(Data entries)
━━━━

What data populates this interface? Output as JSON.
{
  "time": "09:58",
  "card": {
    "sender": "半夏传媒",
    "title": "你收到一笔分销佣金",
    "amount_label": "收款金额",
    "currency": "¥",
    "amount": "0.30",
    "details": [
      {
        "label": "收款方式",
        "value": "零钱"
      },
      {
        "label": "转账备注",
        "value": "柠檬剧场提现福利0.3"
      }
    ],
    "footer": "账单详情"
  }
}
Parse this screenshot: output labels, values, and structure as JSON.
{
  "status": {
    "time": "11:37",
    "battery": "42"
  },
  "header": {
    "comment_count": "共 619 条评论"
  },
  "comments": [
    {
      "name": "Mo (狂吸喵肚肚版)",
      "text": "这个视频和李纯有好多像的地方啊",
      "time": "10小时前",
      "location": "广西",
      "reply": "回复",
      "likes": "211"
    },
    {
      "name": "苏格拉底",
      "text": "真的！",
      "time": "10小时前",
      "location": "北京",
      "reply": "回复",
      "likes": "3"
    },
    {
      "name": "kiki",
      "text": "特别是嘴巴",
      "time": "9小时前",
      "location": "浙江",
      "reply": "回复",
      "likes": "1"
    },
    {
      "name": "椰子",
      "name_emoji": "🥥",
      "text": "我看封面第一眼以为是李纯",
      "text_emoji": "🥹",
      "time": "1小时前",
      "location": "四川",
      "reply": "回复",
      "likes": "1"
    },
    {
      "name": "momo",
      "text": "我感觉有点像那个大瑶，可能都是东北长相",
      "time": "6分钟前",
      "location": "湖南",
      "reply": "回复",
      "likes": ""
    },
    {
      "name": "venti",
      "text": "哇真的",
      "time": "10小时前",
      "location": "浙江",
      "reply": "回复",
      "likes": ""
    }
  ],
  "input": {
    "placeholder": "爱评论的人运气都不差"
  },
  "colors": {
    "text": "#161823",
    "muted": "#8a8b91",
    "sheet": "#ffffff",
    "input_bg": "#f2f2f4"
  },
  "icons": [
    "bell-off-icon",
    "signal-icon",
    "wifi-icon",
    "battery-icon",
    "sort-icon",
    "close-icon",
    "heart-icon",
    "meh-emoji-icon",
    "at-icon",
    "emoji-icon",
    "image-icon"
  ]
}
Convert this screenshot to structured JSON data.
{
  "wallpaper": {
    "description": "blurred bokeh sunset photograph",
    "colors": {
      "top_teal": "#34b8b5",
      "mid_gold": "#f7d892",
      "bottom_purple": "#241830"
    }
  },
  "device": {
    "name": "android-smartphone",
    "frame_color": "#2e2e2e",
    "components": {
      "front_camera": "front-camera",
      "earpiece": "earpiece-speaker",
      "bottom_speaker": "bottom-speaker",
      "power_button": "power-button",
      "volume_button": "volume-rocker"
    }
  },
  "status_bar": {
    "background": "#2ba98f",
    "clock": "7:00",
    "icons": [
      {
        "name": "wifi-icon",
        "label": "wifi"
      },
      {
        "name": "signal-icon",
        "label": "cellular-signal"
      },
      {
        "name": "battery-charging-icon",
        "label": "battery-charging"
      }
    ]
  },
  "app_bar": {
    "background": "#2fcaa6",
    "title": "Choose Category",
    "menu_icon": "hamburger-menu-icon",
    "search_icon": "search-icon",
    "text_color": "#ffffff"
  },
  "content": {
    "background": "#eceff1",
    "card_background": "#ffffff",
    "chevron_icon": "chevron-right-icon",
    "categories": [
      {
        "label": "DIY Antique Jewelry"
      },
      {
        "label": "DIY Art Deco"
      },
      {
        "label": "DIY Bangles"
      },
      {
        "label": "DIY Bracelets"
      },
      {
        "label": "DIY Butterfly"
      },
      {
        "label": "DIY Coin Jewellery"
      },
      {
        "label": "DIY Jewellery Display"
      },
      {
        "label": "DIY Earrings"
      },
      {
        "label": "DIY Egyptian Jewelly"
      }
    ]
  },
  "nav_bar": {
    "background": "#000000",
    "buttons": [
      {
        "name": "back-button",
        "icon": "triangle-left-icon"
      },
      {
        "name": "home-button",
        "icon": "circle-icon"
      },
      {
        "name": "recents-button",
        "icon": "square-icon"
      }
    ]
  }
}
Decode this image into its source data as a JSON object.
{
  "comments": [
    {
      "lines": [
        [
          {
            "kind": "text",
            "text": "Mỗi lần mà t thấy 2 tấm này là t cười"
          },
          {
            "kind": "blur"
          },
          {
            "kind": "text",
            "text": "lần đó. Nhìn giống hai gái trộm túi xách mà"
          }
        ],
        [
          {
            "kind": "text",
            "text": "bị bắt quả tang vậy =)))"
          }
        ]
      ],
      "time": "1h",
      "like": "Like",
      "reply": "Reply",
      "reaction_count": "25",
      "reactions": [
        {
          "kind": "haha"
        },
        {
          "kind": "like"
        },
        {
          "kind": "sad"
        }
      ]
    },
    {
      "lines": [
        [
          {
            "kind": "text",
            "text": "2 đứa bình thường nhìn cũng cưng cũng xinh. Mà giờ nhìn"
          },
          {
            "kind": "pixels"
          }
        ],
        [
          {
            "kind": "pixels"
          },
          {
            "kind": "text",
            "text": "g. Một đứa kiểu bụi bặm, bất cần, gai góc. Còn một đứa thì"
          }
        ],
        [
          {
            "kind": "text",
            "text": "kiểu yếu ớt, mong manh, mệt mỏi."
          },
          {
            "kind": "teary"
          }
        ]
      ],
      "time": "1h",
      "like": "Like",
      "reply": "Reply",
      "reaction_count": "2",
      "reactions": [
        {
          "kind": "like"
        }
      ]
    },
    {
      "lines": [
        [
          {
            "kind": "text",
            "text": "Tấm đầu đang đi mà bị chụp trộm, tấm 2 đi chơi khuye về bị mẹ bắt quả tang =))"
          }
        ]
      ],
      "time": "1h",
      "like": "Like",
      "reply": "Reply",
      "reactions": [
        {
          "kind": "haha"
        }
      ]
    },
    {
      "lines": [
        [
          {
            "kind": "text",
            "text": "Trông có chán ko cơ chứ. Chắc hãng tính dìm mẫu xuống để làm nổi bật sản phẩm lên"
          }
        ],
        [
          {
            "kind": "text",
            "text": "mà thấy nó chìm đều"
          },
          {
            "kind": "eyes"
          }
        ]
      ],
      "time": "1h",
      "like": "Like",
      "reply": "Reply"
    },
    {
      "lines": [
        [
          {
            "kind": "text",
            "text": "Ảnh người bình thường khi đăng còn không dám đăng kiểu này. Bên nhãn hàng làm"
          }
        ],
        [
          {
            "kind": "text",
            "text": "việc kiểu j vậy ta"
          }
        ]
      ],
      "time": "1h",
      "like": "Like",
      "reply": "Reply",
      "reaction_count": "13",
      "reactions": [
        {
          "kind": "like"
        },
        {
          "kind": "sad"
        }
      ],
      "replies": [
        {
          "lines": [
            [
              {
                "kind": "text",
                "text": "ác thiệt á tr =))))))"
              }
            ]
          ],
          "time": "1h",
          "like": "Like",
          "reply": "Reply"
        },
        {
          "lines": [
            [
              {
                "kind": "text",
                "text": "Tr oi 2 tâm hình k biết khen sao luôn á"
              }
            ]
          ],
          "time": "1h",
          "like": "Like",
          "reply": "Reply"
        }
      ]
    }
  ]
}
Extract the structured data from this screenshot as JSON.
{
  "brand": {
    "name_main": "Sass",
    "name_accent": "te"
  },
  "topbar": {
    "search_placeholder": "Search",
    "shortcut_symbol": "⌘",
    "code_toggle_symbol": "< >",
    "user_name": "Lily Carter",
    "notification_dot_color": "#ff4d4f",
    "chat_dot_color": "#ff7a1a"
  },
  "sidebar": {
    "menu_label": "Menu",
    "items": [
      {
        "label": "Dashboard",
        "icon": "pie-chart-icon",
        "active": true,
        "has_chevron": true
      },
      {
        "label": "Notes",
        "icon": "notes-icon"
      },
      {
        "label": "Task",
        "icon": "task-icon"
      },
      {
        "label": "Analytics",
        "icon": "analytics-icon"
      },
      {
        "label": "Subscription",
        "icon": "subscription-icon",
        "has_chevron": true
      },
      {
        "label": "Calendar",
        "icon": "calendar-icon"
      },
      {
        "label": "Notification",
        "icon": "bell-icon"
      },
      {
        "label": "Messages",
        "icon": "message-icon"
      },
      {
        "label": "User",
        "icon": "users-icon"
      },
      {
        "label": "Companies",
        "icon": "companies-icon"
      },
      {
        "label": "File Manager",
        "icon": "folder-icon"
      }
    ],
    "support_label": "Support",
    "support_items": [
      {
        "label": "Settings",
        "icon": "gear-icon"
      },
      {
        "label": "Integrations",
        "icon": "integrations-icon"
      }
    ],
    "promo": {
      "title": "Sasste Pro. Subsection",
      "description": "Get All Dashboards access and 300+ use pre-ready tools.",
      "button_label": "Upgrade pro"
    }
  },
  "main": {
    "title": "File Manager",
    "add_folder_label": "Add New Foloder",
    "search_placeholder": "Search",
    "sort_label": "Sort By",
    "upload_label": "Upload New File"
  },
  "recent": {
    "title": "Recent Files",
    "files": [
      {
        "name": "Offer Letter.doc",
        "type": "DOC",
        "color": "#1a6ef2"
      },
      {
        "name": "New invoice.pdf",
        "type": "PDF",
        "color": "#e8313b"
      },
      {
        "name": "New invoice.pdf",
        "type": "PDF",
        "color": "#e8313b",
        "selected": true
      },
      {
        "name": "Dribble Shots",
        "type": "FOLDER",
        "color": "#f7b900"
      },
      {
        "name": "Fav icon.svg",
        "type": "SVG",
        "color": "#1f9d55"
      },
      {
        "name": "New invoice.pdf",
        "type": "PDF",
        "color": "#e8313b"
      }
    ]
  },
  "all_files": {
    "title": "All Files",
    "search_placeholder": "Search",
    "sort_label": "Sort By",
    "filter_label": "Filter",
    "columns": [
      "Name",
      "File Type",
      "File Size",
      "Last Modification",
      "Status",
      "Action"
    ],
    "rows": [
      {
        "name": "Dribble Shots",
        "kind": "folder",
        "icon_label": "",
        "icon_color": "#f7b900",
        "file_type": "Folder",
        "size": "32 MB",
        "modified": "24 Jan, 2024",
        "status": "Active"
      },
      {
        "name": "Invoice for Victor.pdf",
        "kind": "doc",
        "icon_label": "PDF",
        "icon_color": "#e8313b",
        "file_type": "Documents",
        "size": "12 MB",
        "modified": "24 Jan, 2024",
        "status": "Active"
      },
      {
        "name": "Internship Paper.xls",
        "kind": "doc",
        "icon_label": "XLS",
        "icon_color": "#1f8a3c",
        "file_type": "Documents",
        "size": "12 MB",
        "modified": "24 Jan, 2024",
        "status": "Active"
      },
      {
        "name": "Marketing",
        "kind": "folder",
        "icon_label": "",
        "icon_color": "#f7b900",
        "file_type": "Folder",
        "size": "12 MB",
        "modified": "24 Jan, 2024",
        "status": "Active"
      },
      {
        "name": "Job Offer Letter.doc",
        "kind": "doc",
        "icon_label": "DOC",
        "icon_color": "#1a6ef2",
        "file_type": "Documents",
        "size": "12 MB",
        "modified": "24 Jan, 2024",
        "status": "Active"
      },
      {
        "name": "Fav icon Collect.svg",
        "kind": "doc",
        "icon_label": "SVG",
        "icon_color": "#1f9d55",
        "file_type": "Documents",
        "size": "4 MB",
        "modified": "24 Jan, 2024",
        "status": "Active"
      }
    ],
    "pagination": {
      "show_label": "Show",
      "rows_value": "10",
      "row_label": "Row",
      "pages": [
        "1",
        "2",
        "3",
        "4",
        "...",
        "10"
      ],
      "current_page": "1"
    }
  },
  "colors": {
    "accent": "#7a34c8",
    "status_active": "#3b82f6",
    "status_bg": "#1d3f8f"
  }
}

━━━━

** TASK DIRECTIONS **
Identify the lines in the entries above that contain "speaker", then copy them out.

** EXERCISE RESULT **
      "earpiece": "earpiece-speaker",
      "bottom_speaker": "bottom-speaker",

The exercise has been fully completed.